PROBLEM DETAILS
Output each line exactly as it appears, skipping any embedded picture.
* Start RECORD SET *
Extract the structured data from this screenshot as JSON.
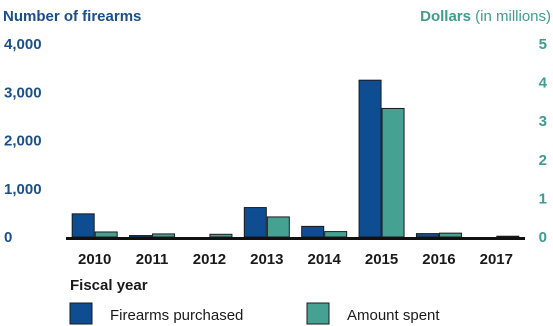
{
  "chart_data": {
    "type": "bar",
    "categories": [
      "2010",
      "2011",
      "2012",
      "2013",
      "2014",
      "2015",
      "2016",
      "2017"
    ],
    "series": [
      {
        "name": "Firearms purchased",
        "axis": "left",
        "color": "#0e4d92",
        "values": [
          480,
          30,
          0,
          610,
          220,
          3250,
          70,
          0
        ]
      },
      {
        "name": "Amount spent",
        "axis": "right",
        "color": "#45a191",
        "values": [
          0.13,
          0.08,
          0.07,
          0.52,
          0.14,
          3.33,
          0.1,
          0.02
        ]
      }
    ],
    "ylabel_left": "Number of firearms",
    "ylabel_right_bold": "Dollars",
    "ylabel_right_rest": " (in millions)",
    "ylim_left": [
      0,
      4000
    ],
    "yticks_left": [
      "0",
      "1,000",
      "2,000",
      "3,000",
      "4,000"
    ],
    "ylim_right": [
      0,
      5
    ],
    "yticks_right": [
      "0",
      "1",
      "2",
      "3",
      "4",
      "5"
    ],
    "xlabel": "Fiscal year",
    "grid": false,
    "legend_position": "bottom-left"
  }
}
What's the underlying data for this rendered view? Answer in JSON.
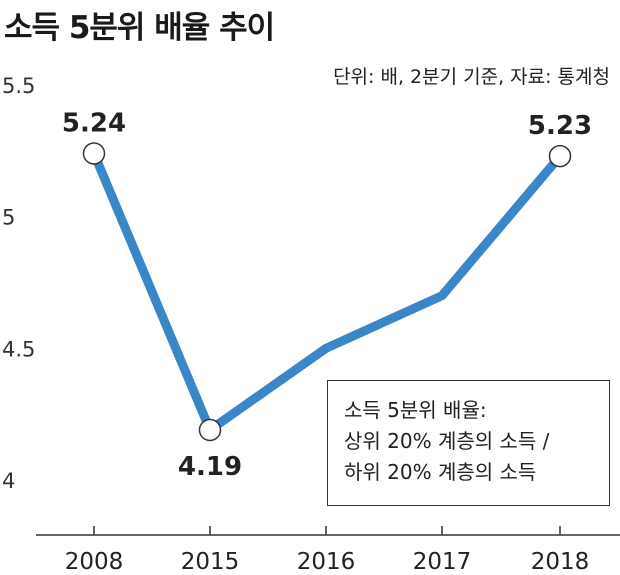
{
  "title": "소득 5분위 배율 추이",
  "unit_note": "단위: 배,  2분기 기준, 자료: 통계청",
  "note": {
    "line1": "소득 5분위 배율:",
    "line2": "상위 20% 계층의 소득 /",
    "line3": "하위 20% 계층의 소득"
  },
  "colors": {
    "line": "#3a86c8",
    "marker_fill": "#ffffff",
    "axis": "#333333"
  },
  "chart_data": {
    "type": "line",
    "categories": [
      "2008",
      "2015",
      "2016",
      "2017",
      "2018"
    ],
    "values": [
      5.24,
      4.19,
      4.5,
      4.7,
      5.23
    ],
    "labeled_points": [
      {
        "index": 0,
        "label": "5.24"
      },
      {
        "index": 1,
        "label": "4.19"
      },
      {
        "index": 4,
        "label": "5.23"
      }
    ],
    "y_ticks": [
      "4",
      "4.5",
      "5",
      "5.5"
    ],
    "ylim": [
      3.95,
      5.55
    ],
    "grid": false,
    "legend": "none"
  }
}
* End RECORD SET *
THE ANSWER
Extract the structured data from this screenshot as JSON.
{
  "chart_data": {
    "type": "bar",
    "categories": [
      "2010",
      "2011",
      "2012",
      "2013",
      "2014",
      "2015",
      "2016",
      "2017"
    ],
    "series": [
      {
        "name": "Firearms purchased",
        "axis": "left",
        "color": "#0e4d92",
        "values": [
          480,
          30,
          0,
          610,
          220,
          3250,
          70,
          0
        ]
      },
      {
        "name": "Amount spent",
        "axis": "right",
        "color": "#45a191",
        "values": [
          0.13,
          0.08,
          0.07,
          0.52,
          0.14,
          3.33,
          0.1,
          0.02
        ]
      }
    ],
    "ylabel_left": "Number of firearms",
    "ylabel_right_bold": "Dollars",
    "ylabel_right_rest": " (in millions)",
    "ylim_left": [
      0,
      4000
    ],
    "yticks_left": [
      "0",
      "1,000",
      "2,000",
      "3,000",
      "4,000"
    ],
    "ylim_right": [
      0,
      5
    ],
    "yticks_right": [
      "0",
      "1",
      "2",
      "3",
      "4",
      "5"
    ],
    "xlabel": "Fiscal year",
    "grid": false,
    "legend_position": "bottom-left"
  }
}
What's the underlying data for this rendered view? Answer in JSON.
{
  "title": "소득 5분위 배율 추이",
  "unit_note": "단위: 배,  2분기 기준, 자료: 통계청",
  "note": {
    "line1": "소득 5분위 배율:",
    "line2": "상위 20% 계층의 소득 /",
    "line3": "하위 20% 계층의 소득"
  },
  "colors": {
    "line": "#3a86c8",
    "marker_fill": "#ffffff",
    "axis": "#333333"
  },
  "chart_data": {
    "type": "line",
    "categories": [
      "2008",
      "2015",
      "2016",
      "2017",
      "2018"
    ],
    "values": [
      5.24,
      4.19,
      4.5,
      4.7,
      5.23
    ],
    "labeled_points": [
      {
        "index": 0,
        "label": "5.24"
      },
      {
        "index": 1,
        "label": "4.19"
      },
      {
        "index": 4,
        "label": "5.23"
      }
    ],
    "y_ticks": [
      "4",
      "4.5",
      "5",
      "5.5"
    ],
    "ylim": [
      3.95,
      5.55
    ],
    "grid": false,
    "legend": "none"
  }
}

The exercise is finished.